==== DATASET EXCERPTS

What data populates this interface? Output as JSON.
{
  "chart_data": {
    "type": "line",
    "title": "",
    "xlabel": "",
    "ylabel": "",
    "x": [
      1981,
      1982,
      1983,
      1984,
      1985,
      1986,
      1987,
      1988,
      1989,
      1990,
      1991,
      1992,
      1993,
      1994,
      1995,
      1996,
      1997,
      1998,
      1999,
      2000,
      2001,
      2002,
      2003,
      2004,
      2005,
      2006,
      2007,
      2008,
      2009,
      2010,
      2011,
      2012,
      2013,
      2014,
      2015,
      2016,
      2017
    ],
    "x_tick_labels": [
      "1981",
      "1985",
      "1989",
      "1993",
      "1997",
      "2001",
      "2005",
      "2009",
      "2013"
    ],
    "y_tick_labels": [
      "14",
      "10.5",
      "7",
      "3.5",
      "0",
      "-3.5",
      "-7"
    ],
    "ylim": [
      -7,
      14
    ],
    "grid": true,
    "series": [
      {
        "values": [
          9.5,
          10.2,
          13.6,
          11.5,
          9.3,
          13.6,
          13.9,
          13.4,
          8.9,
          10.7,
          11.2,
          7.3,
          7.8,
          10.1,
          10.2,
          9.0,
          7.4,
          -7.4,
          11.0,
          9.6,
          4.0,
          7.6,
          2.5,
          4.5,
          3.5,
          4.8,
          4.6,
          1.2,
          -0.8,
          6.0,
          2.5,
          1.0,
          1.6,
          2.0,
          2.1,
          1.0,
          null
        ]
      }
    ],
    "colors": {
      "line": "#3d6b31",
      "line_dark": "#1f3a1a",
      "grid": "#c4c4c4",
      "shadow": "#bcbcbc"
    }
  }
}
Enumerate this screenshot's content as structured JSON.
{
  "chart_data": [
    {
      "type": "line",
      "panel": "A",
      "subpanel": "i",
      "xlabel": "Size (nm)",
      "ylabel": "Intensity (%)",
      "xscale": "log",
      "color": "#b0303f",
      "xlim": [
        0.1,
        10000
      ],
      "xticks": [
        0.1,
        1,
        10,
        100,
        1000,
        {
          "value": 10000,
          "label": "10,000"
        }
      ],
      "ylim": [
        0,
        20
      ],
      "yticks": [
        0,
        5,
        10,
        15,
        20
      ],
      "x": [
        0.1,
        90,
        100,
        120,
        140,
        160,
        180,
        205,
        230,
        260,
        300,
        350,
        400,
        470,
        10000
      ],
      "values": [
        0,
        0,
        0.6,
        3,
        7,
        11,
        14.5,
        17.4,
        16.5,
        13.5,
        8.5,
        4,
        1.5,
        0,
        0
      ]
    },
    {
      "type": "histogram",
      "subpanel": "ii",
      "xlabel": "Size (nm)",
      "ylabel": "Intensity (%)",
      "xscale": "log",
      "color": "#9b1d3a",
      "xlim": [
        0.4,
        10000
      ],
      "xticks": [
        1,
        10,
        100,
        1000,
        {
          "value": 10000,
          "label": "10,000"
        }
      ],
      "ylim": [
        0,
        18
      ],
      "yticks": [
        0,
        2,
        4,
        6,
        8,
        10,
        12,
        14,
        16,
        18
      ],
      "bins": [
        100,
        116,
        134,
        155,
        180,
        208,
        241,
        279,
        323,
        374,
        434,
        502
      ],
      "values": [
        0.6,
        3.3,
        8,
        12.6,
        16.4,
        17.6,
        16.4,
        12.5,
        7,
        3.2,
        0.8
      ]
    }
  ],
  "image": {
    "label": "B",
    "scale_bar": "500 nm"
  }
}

========

WHAT THE TASK ASKS: Extract the complete listing above, reproducing each line exactly.

SOLUTION FOR THIS EXERCISE:
What data populates this interface? Output as JSON.
{
  "chart_data": {
    "type": "line",
    "title": "",
    "xlabel": "",
    "ylabel": "",
    "x": [
      1981,
      1982,
      1983,
      1984,
      1985,
      1986,
      1987,
      1988,
      1989,
      1990,
      1991,
      1992,
      1993,
      1994,
      1995,
      1996,
      1997,
      1998,
      1999,
      2000,
      2001,
      2002,
      2003,
      2004,
      2005,
      2006,
      2007,
      2008,
      2009,
      2010,
      2011,
      2012,
      2013,
      2014,
      2015,
      2016,
      2017
    ],
    "x_tick_labels": [
      "1981",
      "1985",
      "1989",
      "1993",
      "1997",
      "2001",
      "2005",
      "2009",
      "2013"
    ],
    "y_tick_labels": [
      "14",
      "10.5",
      "7",
      "3.5",
      "0",
      "-3.5",
      "-7"
    ],
    "ylim": [
      -7,
      14
    ],
    "grid": true,
    "series": [
      {
        "values": [
          9.5,
          10.2,
          13.6,
          11.5,
          9.3,
          13.6,
          13.9,
          13.4,
          8.9,
          10.7,
          11.2,
          7.3,
          7.8,
          10.1,
          10.2,
          9.0,
          7.4,
          -7.4,
          11.0,
          9.6,
          4.0,
          7.6,
          2.5,
          4.5,
          3.5,
          4.8,
          4.6,
          1.2,
          -0.8,
          6.0,
          2.5,
          1.0,
          1.6,
          2.0,
          2.1,
          1.0,
          null
        ]
      }
    ],
    "colors": {
      "line": "#3d6b31",
      "line_dark": "#1f3a1a",
      "grid": "#c4c4c4",
      "shadow": "#bcbcbc"
    }
  }
}
Enumerate this screenshot's content as structured JSON.
{
  "chart_data": [
    {
      "type": "line",
      "panel": "A",
      "subpanel": "i",
      "xlabel": "Size (nm)",
      "ylabel": "Intensity (%)",
      "xscale": "log",
      "color": "#b0303f",
      "xlim": [
        0.1,
        10000
      ],
      "xticks": [
        0.1,
        1,
        10,
        100,
        1000,
        {
          "value": 10000,
          "label": "10,000"
        }
      ],
      "ylim": [
        0,
        20
      ],
      "yticks": [
        0,
        5,
        10,
        15,
        20
      ],
      "x": [
        0.1,
        90,
        100,
        120,
        140,
        160,
        180,
        205,
        230,
        260,
        300,
        350,
        400,
        470,
        10000
      ],
      "values": [
        0,
        0,
        0.6,
        3,
        7,
        11,
        14.5,
        17.4,
        16.5,
        13.5,
        8.5,
        4,
        1.5,
        0,
        0
      ]
    },
    {
      "type": "histogram",
      "subpanel": "ii",
      "xlabel": "Size (nm)",
      "ylabel": "Intensity (%)",
      "xscale": "log",
      "color": "#9b1d3a",
      "xlim": [
        0.4,
        10000
      ],
      "xticks": [
        1,
        10,
        100,
        1000,
        {
          "value": 10000,
          "label": "10,000"
        }
      ],
      "ylim": [
        0,
        18
      ],
      "yticks": [
        0,
        2,
        4,
        6,
        8,
        10,
        12,
        14,
        16,
        18
      ],
      "bins": [
        100,
        116,
        134,
        155,
        180,
        208,
        241,
        279,
        323,
        374,
        434,
        502
      ],
      "values": [
        0.6,
        3.3,
        8,
        12.6,
        16.4,
        17.6,
        16.4,
        12.5,
        7,
        3.2,
        0.8
      ]
    }
  ],
  "image": {
    "label": "B",
    "scale_bar": "500 nm"
  }
}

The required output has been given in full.